STORED RECORDS ->
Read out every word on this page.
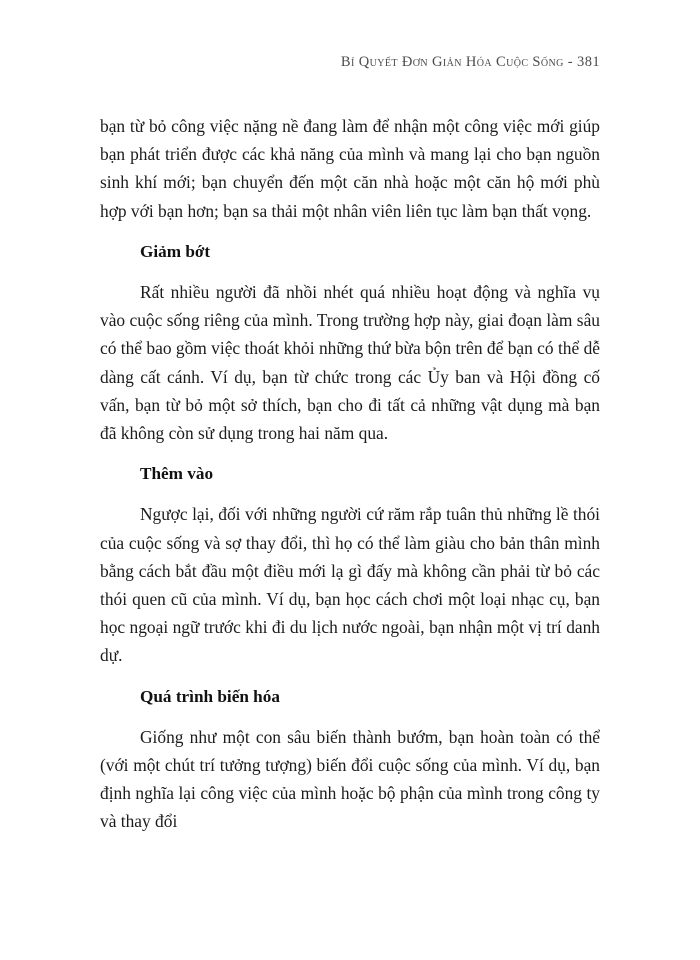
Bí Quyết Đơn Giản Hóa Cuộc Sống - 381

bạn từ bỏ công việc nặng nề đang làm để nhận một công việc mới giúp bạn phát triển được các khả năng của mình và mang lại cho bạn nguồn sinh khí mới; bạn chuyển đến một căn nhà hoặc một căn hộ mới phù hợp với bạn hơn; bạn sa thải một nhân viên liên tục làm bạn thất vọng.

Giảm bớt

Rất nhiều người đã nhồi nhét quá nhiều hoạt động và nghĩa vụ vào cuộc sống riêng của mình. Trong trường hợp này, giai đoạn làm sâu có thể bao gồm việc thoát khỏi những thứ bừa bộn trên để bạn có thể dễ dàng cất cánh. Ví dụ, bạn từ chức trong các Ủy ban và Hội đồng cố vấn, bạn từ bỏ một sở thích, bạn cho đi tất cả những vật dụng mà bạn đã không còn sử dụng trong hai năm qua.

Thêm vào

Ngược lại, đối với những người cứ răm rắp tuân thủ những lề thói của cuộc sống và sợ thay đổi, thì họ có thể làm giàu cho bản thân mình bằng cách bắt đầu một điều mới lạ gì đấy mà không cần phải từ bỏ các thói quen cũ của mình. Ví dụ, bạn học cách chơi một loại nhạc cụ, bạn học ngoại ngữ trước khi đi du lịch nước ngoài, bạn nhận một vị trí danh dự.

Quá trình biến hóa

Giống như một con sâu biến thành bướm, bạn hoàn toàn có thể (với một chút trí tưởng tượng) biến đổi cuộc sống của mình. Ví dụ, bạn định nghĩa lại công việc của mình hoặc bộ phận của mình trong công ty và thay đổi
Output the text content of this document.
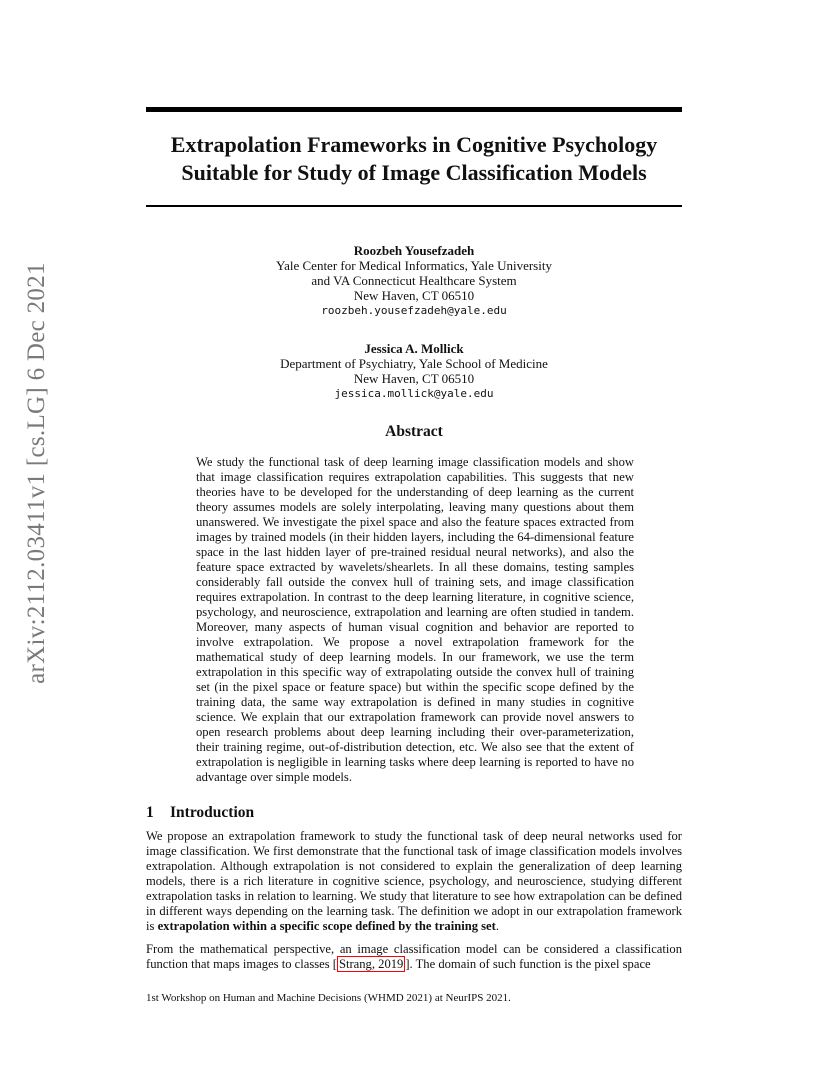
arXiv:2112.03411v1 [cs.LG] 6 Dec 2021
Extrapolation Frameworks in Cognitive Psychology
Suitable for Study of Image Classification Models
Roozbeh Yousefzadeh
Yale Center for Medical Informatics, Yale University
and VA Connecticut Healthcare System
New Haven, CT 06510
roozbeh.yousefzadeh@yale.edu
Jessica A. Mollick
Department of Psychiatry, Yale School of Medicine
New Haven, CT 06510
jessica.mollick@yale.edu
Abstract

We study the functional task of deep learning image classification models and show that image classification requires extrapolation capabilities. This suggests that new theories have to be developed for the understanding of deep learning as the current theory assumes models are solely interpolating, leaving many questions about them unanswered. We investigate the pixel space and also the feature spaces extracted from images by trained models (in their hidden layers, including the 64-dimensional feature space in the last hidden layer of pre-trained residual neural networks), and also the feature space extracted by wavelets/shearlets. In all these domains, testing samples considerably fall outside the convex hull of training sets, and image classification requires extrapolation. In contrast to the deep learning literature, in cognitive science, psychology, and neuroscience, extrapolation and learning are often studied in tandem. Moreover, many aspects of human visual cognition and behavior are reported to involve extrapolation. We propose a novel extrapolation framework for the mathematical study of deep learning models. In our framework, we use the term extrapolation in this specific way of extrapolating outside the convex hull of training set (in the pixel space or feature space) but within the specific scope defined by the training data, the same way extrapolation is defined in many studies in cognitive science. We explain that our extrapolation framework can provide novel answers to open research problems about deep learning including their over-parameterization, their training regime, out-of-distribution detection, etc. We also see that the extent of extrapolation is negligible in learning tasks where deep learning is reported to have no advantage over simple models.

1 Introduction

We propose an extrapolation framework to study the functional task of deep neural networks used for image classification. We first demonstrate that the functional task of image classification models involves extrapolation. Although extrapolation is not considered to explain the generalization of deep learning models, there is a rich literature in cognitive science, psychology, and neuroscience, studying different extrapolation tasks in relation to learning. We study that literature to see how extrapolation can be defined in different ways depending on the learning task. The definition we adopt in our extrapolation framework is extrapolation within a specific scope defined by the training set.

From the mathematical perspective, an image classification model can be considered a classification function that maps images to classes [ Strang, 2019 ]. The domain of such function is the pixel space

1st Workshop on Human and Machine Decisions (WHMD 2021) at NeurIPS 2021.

EXERCISE INSTRUCTIONS ->
Search the preceding listing for the word "không" and pull out every line that holds it.

OUTPUT FOR THIS TASK ->
Rất nhiều người đã nhồi nhét quá nhiều hoạt động và nghĩa vụ vào cuộc sống riêng của mình. Trong trường hợp này, giai đoạn làm sâu có thể bao gồm việc thoát khỏi những thứ bừa bộn trên để bạn có thể dễ dàng cất cánh. Ví dụ, bạn từ chức trong các Ủy ban và Hội đồng cố vấn, bạn từ bỏ một sở thích, bạn cho đi tất cả những vật dụng mà bạn đã không còn sử dụng trong hai năm qua.
Ngược lại, đối với những người cứ răm rắp tuân thủ những lề thói của cuộc sống và sợ thay đổi, thì họ có thể làm giàu cho bản thân mình bằng cách bắt đầu một điều mới lạ gì đấy mà không cần phải từ bỏ các thói quen cũ của mình. Ví dụ, bạn học cách chơi một loại nhạc cụ, bạn học ngoại ngữ trước khi đi du lịch nước ngoài, bạn nhận một vị trí danh dự.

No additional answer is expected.